━━━━━ Source material ━━━━━
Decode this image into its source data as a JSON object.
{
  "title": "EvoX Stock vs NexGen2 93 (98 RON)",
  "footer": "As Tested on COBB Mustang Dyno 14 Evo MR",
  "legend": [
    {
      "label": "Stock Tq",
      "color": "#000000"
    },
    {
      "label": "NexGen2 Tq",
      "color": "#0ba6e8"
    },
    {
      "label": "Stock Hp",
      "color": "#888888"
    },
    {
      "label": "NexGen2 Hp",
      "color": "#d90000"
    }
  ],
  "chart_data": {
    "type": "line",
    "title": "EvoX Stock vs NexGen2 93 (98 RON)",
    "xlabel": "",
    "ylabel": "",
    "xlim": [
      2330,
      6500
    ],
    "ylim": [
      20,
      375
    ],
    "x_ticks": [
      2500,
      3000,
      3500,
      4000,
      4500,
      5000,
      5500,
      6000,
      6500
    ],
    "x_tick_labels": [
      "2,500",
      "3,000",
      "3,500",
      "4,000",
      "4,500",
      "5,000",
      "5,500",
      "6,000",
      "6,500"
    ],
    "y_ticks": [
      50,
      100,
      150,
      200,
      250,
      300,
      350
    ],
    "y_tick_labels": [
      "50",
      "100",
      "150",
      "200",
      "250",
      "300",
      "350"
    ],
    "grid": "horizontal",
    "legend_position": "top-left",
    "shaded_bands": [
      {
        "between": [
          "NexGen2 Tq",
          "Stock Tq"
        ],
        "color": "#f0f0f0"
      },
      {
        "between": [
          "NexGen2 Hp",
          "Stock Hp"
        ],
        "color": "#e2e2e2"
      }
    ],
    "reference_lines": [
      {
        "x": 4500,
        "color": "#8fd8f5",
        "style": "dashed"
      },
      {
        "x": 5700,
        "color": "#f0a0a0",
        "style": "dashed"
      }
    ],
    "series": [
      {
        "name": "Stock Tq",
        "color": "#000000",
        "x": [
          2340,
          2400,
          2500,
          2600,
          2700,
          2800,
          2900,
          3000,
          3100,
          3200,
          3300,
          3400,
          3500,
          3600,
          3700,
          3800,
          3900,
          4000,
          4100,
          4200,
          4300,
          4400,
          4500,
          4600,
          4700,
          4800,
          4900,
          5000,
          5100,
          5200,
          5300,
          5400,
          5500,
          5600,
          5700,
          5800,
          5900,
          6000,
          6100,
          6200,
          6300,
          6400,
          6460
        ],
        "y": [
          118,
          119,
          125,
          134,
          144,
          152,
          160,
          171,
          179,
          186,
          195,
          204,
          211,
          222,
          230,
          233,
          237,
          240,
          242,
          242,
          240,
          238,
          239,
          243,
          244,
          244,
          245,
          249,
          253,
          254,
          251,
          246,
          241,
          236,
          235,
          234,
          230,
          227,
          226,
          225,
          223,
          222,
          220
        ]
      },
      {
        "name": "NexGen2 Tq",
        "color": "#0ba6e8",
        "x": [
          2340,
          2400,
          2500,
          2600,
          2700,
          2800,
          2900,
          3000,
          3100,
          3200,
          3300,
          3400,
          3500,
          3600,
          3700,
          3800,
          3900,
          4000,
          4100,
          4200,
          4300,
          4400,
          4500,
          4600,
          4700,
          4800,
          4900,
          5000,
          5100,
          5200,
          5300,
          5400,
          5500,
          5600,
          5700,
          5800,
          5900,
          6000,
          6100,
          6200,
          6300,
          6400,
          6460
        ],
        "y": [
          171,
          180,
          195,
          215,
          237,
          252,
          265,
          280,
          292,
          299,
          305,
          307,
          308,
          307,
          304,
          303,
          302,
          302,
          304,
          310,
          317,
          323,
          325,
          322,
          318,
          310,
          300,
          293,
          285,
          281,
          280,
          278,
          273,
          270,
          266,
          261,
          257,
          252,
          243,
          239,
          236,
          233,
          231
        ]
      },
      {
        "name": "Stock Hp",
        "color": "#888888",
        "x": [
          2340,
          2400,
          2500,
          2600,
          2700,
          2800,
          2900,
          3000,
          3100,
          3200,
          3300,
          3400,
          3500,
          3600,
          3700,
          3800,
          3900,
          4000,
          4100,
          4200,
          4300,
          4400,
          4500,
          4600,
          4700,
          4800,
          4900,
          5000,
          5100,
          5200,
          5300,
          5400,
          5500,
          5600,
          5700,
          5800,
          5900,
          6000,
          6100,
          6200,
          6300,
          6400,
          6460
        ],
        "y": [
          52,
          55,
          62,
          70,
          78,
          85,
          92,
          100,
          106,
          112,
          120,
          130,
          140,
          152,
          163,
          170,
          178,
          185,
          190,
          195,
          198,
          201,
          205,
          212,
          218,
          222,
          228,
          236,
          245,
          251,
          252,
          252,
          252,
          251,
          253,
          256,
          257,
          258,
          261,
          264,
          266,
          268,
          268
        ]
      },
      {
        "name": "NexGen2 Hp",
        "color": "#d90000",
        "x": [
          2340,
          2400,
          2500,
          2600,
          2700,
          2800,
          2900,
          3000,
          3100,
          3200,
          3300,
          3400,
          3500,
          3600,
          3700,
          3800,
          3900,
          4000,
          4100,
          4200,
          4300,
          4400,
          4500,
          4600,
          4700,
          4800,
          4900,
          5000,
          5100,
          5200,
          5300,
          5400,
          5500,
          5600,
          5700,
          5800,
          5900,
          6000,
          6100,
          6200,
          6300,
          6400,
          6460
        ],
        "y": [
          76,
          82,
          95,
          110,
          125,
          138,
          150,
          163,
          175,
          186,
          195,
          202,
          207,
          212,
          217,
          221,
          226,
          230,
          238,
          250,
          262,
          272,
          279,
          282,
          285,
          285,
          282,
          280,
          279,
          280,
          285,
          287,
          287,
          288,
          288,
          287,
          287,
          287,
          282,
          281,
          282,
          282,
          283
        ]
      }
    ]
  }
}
━━━━━
» **Aim of the exercise**
Copy all the records above precisely.

» **Exercise output**
Decode this image into its source data as a JSON object.
{
  "title": "EvoX Stock vs NexGen2 93 (98 RON)",
  "footer": "As Tested on COBB Mustang Dyno 14 Evo MR",
  "legend": [
    {
      "label": "Stock Tq",
      "color": "#000000"
    },
    {
      "label": "NexGen2 Tq",
      "color": "#0ba6e8"
    },
    {
      "label": "Stock Hp",
      "color": "#888888"
    },
    {
      "label": "NexGen2 Hp",
      "color": "#d90000"
    }
  ],
  "chart_data": {
    "type": "line",
    "title": "EvoX Stock vs NexGen2 93 (98 RON)",
    "xlabel": "",
    "ylabel": "",
    "xlim": [
      2330,
      6500
    ],
    "ylim": [
      20,
      375
    ],
    "x_ticks": [
      2500,
      3000,
      3500,
      4000,
      4500,
      5000,
      5500,
      6000,
      6500
    ],
    "x_tick_labels": [
      "2,500",
      "3,000",
      "3,500",
      "4,000",
      "4,500",
      "5,000",
      "5,500",
      "6,000",
      "6,500"
    ],
    "y_ticks": [
      50,
      100,
      150,
      200,
      250,
      300,
      350
    ],
    "y_tick_labels": [
      "50",
      "100",
      "150",
      "200",
      "250",
      "300",
      "350"
    ],
    "grid": "horizontal",
    "legend_position": "top-left",
    "shaded_bands": [
      {
        "between": [
          "NexGen2 Tq",
          "Stock Tq"
        ],
        "color": "#f0f0f0"
      },
      {
        "between": [
          "NexGen2 Hp",
          "Stock Hp"
        ],
        "color": "#e2e2e2"
      }
    ],
    "reference_lines": [
      {
        "x": 4500,
        "color": "#8fd8f5",
        "style": "dashed"
      },
      {
        "x": 5700,
        "color": "#f0a0a0",
        "style": "dashed"
      }
    ],
    "series": [
      {
        "name": "Stock Tq",
        "color": "#000000",
        "x": [
          2340,
          2400,
          2500,
          2600,
          2700,
          2800,
          2900,
          3000,
          3100,
          3200,
          3300,
          3400,
          3500,
          3600,
          3700,
          3800,
          3900,
          4000,
          4100,
          4200,
          4300,
          4400,
          4500,
          4600,
          4700,
          4800,
          4900,
          5000,
          5100,
          5200,
          5300,
          5400,
          5500,
          5600,
          5700,
          5800,
          5900,
          6000,
          6100,
          6200,
          6300,
          6400,
          6460
        ],
        "y": [
          118,
          119,
          125,
          134,
          144,
          152,
          160,
          171,
          179,
          186,
          195,
          204,
          211,
          222,
          230,
          233,
          237,
          240,
          242,
          242,
          240,
          238,
          239,
          243,
          244,
          244,
          245,
          249,
          253,
          254,
          251,
          246,
          241,
          236,
          235,
          234,
          230,
          227,
          226,
          225,
          223,
          222,
          220
        ]
      },
      {
        "name": "NexGen2 Tq",
        "color": "#0ba6e8",
        "x": [
          2340,
          2400,
          2500,
          2600,
          2700,
          2800,
          2900,
          3000,
          3100,
          3200,
          3300,
          3400,
          3500,
          3600,
          3700,
          3800,
          3900,
          4000,
          4100,
          4200,
          4300,
          4400,
          4500,
          4600,
          4700,
          4800,
          4900,
          5000,
          5100,
          5200,
          5300,
          5400,
          5500,
          5600,
          5700,
          5800,
          5900,
          6000,
          6100,
          6200,
          6300,
          6400,
          6460
        ],
        "y": [
          171,
          180,
          195,
          215,
          237,
          252,
          265,
          280,
          292,
          299,
          305,
          307,
          308,
          307,
          304,
          303,
          302,
          302,
          304,
          310,
          317,
          323,
          325,
          322,
          318,
          310,
          300,
          293,
          285,
          281,
          280,
          278,
          273,
          270,
          266,
          261,
          257,
          252,
          243,
          239,
          236,
          233,
          231
        ]
      },
      {
        "name": "Stock Hp",
        "color": "#888888",
        "x": [
          2340,
          2400,
          2500,
          2600,
          2700,
          2800,
          2900,
          3000,
          3100,
          3200,
          3300,
          3400,
          3500,
          3600,
          3700,
          3800,
          3900,
          4000,
          4100,
          4200,
          4300,
          4400,
          4500,
          4600,
          4700,
          4800,
          4900,
          5000,
          5100,
          5200,
          5300,
          5400,
          5500,
          5600,
          5700,
          5800,
          5900,
          6000,
          6100,
          6200,
          6300,
          6400,
          6460
        ],
        "y": [
          52,
          55,
          62,
          70,
          78,
          85,
          92,
          100,
          106,
          112,
          120,
          130,
          140,
          152,
          163,
          170,
          178,
          185,
          190,
          195,
          198,
          201,
          205,
          212,
          218,
          222,
          228,
          236,
          245,
          251,
          252,
          252,
          252,
          251,
          253,
          256,
          257,
          258,
          261,
          264,
          266,
          268,
          268
        ]
      },
      {
        "name": "NexGen2 Hp",
        "color": "#d90000",
        "x": [
          2340,
          2400,
          2500,
          2600,
          2700,
          2800,
          2900,
          3000,
          3100,
          3200,
          3300,
          3400,
          3500,
          3600,
          3700,
          3800,
          3900,
          4000,
          4100,
          4200,
          4300,
          4400,
          4500,
          4600,
          4700,
          4800,
          4900,
          5000,
          5100,
          5200,
          5300,
          5400,
          5500,
          5600,
          5700,
          5800,
          5900,
          6000,
          6100,
          6200,
          6300,
          6400,
          6460
        ],
        "y": [
          76,
          82,
          95,
          110,
          125,
          138,
          150,
          163,
          175,
          186,
          195,
          202,
          207,
          212,
          217,
          221,
          226,
          230,
          238,
          250,
          262,
          272,
          279,
          282,
          285,
          285,
          282,
          280,
          279,
          280,
          285,
          287,
          287,
          288,
          288,
          287,
          287,
          287,
          282,
          281,
          282,
          282,
          283
        ]
      }
    ]
  }
}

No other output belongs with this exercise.